What the task requires => Find the line containing "Serialize everything readable". Return it and every line after it, unchanged, up to and including the last line.

********************

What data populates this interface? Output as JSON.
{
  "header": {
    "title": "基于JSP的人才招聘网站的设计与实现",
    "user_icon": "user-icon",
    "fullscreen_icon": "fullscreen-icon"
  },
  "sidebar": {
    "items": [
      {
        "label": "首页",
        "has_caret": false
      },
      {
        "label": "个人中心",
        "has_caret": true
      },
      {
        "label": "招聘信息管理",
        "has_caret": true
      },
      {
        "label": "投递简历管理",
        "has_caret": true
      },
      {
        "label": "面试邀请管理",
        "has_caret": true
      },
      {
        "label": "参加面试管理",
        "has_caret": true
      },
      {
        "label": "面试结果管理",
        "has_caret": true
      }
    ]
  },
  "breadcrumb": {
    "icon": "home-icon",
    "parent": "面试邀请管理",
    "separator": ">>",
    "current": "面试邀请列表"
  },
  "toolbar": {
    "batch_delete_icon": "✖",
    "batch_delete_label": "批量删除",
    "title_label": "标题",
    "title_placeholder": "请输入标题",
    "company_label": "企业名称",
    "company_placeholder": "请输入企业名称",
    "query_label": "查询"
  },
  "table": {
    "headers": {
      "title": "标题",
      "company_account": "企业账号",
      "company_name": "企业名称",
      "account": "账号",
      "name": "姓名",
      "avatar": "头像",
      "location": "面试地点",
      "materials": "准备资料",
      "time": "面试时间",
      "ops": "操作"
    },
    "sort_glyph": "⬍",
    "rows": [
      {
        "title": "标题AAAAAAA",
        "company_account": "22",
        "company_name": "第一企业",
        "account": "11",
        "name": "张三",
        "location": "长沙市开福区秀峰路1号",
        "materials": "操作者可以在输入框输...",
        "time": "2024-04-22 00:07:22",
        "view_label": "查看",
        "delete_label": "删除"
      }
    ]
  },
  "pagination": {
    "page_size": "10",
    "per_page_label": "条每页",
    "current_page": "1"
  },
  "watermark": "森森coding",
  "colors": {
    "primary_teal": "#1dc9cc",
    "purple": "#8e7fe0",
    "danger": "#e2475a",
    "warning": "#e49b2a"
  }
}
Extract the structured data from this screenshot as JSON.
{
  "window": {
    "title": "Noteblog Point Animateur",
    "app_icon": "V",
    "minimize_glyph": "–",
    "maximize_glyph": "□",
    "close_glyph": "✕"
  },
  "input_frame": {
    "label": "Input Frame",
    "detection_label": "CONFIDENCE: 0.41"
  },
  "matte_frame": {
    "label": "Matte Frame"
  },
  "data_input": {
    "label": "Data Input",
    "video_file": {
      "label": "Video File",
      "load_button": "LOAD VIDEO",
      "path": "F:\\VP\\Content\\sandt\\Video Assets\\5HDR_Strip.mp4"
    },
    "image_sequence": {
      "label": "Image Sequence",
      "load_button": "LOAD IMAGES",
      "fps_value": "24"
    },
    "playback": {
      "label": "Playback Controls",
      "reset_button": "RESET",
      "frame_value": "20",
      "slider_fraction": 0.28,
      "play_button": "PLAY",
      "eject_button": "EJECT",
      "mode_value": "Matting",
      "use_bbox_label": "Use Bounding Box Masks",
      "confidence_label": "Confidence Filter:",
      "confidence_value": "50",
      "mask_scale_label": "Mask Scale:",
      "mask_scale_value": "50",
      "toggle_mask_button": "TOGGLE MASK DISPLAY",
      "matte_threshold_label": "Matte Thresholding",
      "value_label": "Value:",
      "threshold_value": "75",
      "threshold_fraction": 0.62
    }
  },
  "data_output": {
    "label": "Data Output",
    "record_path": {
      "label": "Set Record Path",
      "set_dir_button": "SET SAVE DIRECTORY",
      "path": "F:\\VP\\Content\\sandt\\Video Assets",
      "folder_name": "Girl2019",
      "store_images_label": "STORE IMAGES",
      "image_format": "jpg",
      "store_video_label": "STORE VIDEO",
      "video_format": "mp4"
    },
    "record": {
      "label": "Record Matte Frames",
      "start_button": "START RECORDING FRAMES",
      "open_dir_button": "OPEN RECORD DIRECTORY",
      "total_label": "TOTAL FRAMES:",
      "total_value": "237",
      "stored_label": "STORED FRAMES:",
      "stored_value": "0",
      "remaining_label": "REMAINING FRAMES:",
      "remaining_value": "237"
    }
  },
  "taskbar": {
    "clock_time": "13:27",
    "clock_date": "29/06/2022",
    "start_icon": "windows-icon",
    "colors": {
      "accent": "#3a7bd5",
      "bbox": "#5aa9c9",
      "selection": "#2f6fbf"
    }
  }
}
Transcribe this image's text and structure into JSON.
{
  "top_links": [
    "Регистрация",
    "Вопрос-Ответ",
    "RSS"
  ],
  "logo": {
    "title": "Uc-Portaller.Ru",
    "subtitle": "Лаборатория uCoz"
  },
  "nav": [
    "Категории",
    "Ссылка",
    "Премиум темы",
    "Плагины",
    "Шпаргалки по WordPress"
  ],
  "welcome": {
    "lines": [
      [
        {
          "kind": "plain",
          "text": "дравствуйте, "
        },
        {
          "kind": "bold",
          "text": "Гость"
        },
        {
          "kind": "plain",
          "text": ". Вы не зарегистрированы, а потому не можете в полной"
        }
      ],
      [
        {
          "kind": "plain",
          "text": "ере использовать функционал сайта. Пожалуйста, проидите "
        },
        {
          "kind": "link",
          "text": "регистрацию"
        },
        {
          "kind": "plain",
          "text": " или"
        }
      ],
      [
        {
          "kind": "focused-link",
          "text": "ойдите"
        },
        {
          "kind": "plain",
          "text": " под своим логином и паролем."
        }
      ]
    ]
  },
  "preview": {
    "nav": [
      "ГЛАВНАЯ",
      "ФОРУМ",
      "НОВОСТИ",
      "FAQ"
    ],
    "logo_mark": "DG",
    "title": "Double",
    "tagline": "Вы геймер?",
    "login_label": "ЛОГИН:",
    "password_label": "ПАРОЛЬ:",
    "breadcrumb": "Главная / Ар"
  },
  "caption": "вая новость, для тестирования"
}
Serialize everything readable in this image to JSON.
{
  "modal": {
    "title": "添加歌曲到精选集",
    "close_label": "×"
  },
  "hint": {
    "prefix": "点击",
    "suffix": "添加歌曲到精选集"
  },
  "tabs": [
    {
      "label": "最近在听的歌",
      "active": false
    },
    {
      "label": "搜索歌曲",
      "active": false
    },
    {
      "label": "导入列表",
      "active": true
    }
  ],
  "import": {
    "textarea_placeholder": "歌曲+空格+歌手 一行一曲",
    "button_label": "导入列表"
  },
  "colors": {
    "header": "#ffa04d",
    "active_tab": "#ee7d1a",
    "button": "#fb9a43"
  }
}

********************

Exercise answer =>
Serialize everything readable in this image to JSON.
{
  "modal": {
    "title": "添加歌曲到精选集",
    "close_label": "×"
  },
  "hint": {
    "prefix": "点击",
    "suffix": "添加歌曲到精选集"
  },
  "tabs": [
    {
      "label": "最近在听的歌",
      "active": false
    },
    {
      "label": "搜索歌曲",
      "active": false
    },
    {
      "label": "导入列表",
      "active": true
    }
  ],
  "import": {
    "textarea_placeholder": "歌曲+空格+歌手 一行一曲",
    "button_label": "导入列表"
  },
  "colors": {
    "header": "#ffa04d",
    "active_tab": "#ee7d1a",
    "button": "#fb9a43"
  }
}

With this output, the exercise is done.